Excerpted text>
/---

# Pompano



## bigshark88 (Feb 13, 2003)

Anyone use circle hooks along with fleas for the pompano? If so what size do you use? 

Or do you guys like J hooks with the sand fleas?


----------



## Kozlow (Oct 25, 2002)

bigshark88
I use # 2 circle hooks along with fleas for the Pomp's . With the circle hooks I think they can get at the flea a little easier.
T<--->--<>Kozlow


----------



## bigshark88 (Feb 13, 2003)

Thanks Koz, I am headed to Wal-Mart right now! I will try to rip it up wade fishing on Saturday. Hopefully I will be able to post pics. 

I am new to circle hooks so sizes will always be helpful.


----------



## Kozlow (Oct 25, 2002)

bigshark88
Will be looking for the pics
Check your PM

T<--->--<>Lines
Kozlow


----------



## bigshark88 (Feb 13, 2003)

Anyway gang- I just got back from Wal-Mart 
I already own the usual grubs/jig heads for the trout as well as the DOA shrimp

At Wally-world tonight I picked up another classic gold weed-less spoon, an in-line gold spinner with a white plastic trailer, two Mirro-Lures (a red headed/white bodied “classic style” and a trout colored Top Dawg). I also got circle hooks in 2/0, 4/0 and 6/0. A pretty good haul! 

Okay Kozlow, this will reveal my stupidity. What is the difference between #2 and 2/0 circle hooks? Another thing, I got Owner 2/0 “SSW” style hooks and now they do not look all that “circular” anymore! I think that I am jammed up with “J” hooks with offset eyes. 

Anyway you look at it, I think I am geared up for some Reds and maybe some trout if the rain has not chased them all way off into the ocean. If all is dead, I will move from the “sweet” brown flats water to the salty bluer stuff to chase down the Macks and the Pomps. This Saturday is going to be a blast! 

PM right back at ya Kozlow


----------



## Kozlow (Oct 25, 2002)

bigshark88 

Courtesy of
Waldo "Double Treble" Tejera. Islamorada Sport Fishing Online contributing writer.

"What’s In a Hook?"

Have you ever stepped into a fishing tackle aisle in a store and found yourself confused or amazed at the variety of hooks available today? Well if you have don’t feel too bad because in reality its hard to really know or be familiar with every hook available out there today. What you need to know is what hooks are useful to the types of fishing we do here in the Keys. So then let’s look at the basics and unravel the mystery. 

First we must understand the makings of a typical fishing hook. Hooks are principally classified into sizes. Hook sizes are from 1/0 (smallest) to over 12/0 (largest). When a hook size is stated without the /0 it is smaller than a 1/0 hook. These hooks become smaller as the number increases. These small hooks are used for catching bait and other small fish. Most hooks have an eye where fishing line attaches to and a straight section called the shank leading up to the curved point. At the point there may be a barb intended to keep the hook stuck in the fish’s mouth or wherever it sinks in to. Some hooks have no barbs to aid in quick release without harming the fish. Some fishermen intentionally remove these barbs when barbless hooks aren’t available. The hook point may be rounded or knife edge or even curved inside. Hooks are made of forged steel, stainless steel, nickel, and some other metallic materials. They’re usually colored bronzed (brown), chromed or silver, red, black, or grayish. Differences in eye styles, shank lengths, gap sizes, barbs, point, and color are what we must focus on to determine which hook we need.

\---

Requirements>
- A) Retype everything in the pompano fishing thread from "Or do you guys" down to "a little easier.".
- B) Continue the pompano fishing thread from its last sentence.

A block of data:
/---

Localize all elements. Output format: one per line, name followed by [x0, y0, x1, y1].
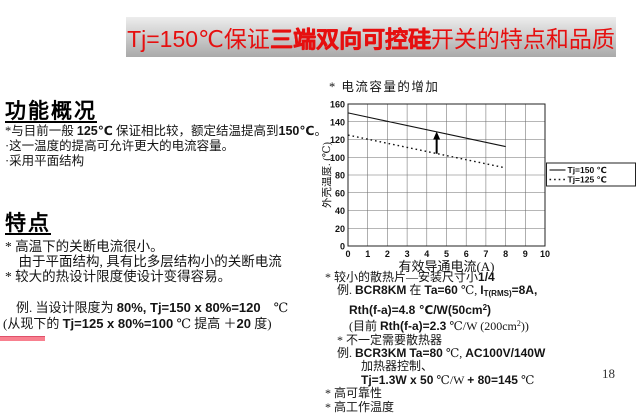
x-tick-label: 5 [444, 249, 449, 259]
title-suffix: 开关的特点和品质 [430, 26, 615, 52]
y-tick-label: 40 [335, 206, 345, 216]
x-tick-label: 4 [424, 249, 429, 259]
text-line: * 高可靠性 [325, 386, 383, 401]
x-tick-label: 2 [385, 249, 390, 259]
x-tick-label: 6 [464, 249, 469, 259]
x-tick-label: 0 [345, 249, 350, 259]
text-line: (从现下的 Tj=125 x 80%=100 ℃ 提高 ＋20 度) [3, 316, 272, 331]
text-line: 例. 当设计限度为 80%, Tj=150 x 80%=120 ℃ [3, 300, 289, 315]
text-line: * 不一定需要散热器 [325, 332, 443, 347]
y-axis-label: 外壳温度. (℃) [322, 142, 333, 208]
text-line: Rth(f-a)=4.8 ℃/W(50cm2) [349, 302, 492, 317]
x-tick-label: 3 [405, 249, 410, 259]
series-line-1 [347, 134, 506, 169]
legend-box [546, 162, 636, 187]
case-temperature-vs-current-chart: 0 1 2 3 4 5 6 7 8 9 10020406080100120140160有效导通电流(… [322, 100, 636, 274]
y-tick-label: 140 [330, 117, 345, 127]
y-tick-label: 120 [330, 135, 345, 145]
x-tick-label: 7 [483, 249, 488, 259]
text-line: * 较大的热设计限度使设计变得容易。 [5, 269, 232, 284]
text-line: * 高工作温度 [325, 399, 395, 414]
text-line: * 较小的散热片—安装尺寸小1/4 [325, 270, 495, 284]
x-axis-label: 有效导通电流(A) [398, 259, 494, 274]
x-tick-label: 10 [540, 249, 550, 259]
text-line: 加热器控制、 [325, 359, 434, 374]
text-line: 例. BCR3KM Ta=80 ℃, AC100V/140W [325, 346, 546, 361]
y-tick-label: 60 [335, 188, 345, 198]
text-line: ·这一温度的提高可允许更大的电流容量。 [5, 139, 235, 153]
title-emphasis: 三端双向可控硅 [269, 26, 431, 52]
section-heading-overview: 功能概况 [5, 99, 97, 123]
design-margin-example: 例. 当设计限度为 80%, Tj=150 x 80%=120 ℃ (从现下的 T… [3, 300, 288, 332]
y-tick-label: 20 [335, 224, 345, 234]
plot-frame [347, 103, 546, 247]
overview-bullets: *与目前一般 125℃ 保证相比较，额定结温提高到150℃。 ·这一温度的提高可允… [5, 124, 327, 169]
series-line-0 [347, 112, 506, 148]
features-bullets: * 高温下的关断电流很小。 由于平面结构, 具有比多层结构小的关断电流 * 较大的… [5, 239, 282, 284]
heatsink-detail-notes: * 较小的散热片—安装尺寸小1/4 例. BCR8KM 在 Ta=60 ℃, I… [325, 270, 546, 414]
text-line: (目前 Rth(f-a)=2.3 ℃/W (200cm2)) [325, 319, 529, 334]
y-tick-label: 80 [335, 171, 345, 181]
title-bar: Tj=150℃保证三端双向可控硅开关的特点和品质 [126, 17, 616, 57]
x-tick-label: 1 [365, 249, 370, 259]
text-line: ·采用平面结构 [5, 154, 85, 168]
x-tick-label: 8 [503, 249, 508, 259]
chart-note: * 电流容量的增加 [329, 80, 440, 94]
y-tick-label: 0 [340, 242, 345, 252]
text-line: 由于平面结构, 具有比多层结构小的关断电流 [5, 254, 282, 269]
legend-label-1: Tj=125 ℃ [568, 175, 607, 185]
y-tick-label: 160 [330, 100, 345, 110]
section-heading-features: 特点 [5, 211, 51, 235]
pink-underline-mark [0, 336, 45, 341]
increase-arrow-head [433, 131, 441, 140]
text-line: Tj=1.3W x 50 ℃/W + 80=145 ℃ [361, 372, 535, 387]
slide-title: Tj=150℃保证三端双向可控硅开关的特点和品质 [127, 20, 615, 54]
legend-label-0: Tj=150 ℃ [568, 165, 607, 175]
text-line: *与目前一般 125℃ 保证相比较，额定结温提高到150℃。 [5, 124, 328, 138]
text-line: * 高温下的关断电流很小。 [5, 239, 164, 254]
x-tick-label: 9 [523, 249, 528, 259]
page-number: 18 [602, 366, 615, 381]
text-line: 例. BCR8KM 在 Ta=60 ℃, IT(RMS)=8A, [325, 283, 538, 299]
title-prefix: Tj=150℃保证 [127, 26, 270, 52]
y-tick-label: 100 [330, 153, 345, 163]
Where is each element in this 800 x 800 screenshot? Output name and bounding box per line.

\---
/---

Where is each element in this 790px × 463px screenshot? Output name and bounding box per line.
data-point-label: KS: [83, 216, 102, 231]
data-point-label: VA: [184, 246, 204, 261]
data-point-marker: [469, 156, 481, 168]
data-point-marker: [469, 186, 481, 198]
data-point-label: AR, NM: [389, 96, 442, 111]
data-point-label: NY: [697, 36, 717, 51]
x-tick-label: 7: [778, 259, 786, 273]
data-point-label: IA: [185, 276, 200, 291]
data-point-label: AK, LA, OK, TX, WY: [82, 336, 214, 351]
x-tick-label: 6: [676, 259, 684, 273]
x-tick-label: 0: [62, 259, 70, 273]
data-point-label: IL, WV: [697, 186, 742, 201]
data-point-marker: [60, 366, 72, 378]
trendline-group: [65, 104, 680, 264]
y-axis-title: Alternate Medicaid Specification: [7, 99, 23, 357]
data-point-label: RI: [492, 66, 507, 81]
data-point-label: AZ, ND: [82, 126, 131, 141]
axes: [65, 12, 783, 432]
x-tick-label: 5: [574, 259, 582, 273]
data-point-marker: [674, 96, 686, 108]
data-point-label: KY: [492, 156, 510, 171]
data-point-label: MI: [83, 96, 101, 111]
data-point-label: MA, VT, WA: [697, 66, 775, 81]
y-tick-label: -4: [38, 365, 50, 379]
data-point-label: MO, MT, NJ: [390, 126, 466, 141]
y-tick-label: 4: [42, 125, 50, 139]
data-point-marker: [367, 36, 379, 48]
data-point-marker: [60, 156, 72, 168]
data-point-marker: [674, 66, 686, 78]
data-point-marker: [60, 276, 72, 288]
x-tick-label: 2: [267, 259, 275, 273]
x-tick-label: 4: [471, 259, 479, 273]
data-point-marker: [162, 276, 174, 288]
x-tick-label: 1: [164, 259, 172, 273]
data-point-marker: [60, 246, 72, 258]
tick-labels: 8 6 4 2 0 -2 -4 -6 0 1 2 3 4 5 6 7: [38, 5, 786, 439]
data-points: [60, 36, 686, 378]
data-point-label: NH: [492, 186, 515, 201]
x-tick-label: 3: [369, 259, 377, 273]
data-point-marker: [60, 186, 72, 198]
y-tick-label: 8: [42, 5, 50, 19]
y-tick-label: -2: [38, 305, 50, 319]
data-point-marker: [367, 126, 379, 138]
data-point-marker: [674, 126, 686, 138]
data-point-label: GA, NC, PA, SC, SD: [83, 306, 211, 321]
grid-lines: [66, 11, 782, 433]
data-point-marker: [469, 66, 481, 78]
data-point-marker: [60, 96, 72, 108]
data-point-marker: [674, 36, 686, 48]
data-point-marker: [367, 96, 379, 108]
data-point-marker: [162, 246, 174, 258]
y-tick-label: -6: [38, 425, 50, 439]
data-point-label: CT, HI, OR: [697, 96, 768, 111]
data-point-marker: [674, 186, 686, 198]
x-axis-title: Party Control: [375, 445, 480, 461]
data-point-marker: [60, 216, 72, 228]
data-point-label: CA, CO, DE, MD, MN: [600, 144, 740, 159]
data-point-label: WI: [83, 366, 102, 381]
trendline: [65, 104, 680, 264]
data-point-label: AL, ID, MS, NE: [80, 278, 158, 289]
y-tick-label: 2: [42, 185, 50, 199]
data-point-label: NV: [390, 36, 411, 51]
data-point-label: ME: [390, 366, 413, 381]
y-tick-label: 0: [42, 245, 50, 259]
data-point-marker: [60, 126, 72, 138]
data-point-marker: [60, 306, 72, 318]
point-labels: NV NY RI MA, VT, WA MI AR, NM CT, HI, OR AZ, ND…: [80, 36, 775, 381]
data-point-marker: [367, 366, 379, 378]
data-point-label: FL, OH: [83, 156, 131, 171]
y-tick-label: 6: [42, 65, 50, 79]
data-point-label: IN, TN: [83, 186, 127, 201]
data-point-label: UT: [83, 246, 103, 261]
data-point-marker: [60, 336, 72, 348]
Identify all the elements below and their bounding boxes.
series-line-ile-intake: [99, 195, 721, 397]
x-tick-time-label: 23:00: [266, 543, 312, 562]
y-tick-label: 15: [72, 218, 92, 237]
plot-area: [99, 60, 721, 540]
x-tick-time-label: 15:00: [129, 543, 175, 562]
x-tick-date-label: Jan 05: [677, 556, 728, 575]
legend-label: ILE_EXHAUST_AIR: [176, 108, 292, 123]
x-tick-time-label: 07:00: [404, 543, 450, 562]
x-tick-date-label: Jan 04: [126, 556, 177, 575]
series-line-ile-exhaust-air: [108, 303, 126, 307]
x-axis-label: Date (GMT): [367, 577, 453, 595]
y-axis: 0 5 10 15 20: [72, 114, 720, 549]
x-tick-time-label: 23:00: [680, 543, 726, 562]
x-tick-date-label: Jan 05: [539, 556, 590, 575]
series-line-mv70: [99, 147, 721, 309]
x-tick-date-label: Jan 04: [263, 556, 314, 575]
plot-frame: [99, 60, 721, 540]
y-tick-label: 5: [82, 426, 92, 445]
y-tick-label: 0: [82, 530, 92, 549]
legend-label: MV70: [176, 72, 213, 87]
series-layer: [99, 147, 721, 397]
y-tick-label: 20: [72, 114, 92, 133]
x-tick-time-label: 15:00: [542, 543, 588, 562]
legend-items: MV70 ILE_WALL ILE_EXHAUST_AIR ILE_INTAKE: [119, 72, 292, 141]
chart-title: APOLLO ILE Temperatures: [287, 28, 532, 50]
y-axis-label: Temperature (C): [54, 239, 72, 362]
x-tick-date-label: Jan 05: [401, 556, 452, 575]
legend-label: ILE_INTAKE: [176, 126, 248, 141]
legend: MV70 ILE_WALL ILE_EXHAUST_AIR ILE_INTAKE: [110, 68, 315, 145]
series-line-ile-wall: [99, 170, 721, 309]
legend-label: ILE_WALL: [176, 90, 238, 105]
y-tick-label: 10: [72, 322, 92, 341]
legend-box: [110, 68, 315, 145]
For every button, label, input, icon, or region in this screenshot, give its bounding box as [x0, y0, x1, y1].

\---

Answers given>
- A)
Or do you guys like J hooks with the sand fleas?


----------



## Kozlow (Oct 25, 2002)

bigshark88
I use # 2 circle hooks along with fleas for the Pomp's . With the circle hooks I think they can get at the flea a little easier.

- B)
Hook eyes can be straight, tapered, or needled. Most hook eyes are straight. Some hook eyes are easier to open to allow joining two hooks for rigging long baits such as ballyhoo. Tapered hooks are useful in aiding a hook embed itself easier in a fish’s mouth especially when fishing with dead or live natural baits. These hooks are also used when snelling is preferred where a special high strength knot is needed. Needled eyes are usually found in large, big game hooks where the eye is drilled in and not formed by bending the hook wire. This prevents the eye from opening under heavy stress as is encountered with very heavy fish. Some hook eyes include a split ring which is useful in live baiting where you want the hook to move freely. For most purposes straight eyed hooks are fine.

Shank length is an important factor in choosing a hook. If you will be live baiting or using any type of natural bait where a fish will have time to observe your offering, a small shank is indicated. Small shanks will allow you to embed the hook into cut bait and will also allow a live bait to swim freely. Short shanks are stealthier and will be less noticeable to fish. When fishing for toothy fish such as mackerel and barracuda, long shank hooks are useful if no wire will be used. A long shank will give you a measure of protection on break offs from these fish. It will also allow you to tie your line directly to a hook without wire thus improving your strike numbers. For larger toothed predators you might want to attach two hooks together or a short shanked hook with a wire leader. 

Lighter hooks are generally better for live baiting. Thinner wire hooks weigh less and thus allow a live baitfish to swim freely. By the same token light wire hooks are easier bent by large fish. So ideally a high strength, light wire hook is excellent for live baiting. Heavier hooks with thicker wire can be used for trolling or for larger species.

Gap size is extremely important in selecting your hooks. Gap size should correlate with what type of fish you are targeting. For larger fish you’ll need a larger gap; smaller gaps for smaller fish. If a fish with a big lip bites on your bait but your hook’s gap is smaller than its lip, you’ll lose the fish because the hook will slip out of its mouth. A good rule is to match the hook gap to bait size. 

Barbs and hook points are generally similar in most hooks. As stated before barbless hooks are useful in quick release of fish. Hook points should, of course, be sharp. Some hook points are knife-edged to improve penetration into the fish’s mouth. Laser sharp hooks have specially sharpened and extra strong hook points that will not bend or become dull. Hooks can be offset or straight pointed. Offset hooks are slightly bent at the curve where the barb is. This prevents a hook from coming out of a fish’s mouth before embedding itself. For live-baiting and dead-baiting offset hooks are generally better. Straight hooks are better for trolling where streamlining is important. These straight hook points are exposed and trolled baits swim more naturally. Circle hooks have inward points useful in preventing gut hooked fish. These hooks are especially good for bottom fishing where a fish will have the time to inhale the whole bait. When using these hooks you must allow a fish to hook itself and avoid setting it. Some live baiters also use these hooks for fishing catch and release species such as Tarpon and Sailfish. When a fish swallows a circle hook, its inward point will allow the hook to slip out of its stomach and it will only attach itself in the fish’s mouth.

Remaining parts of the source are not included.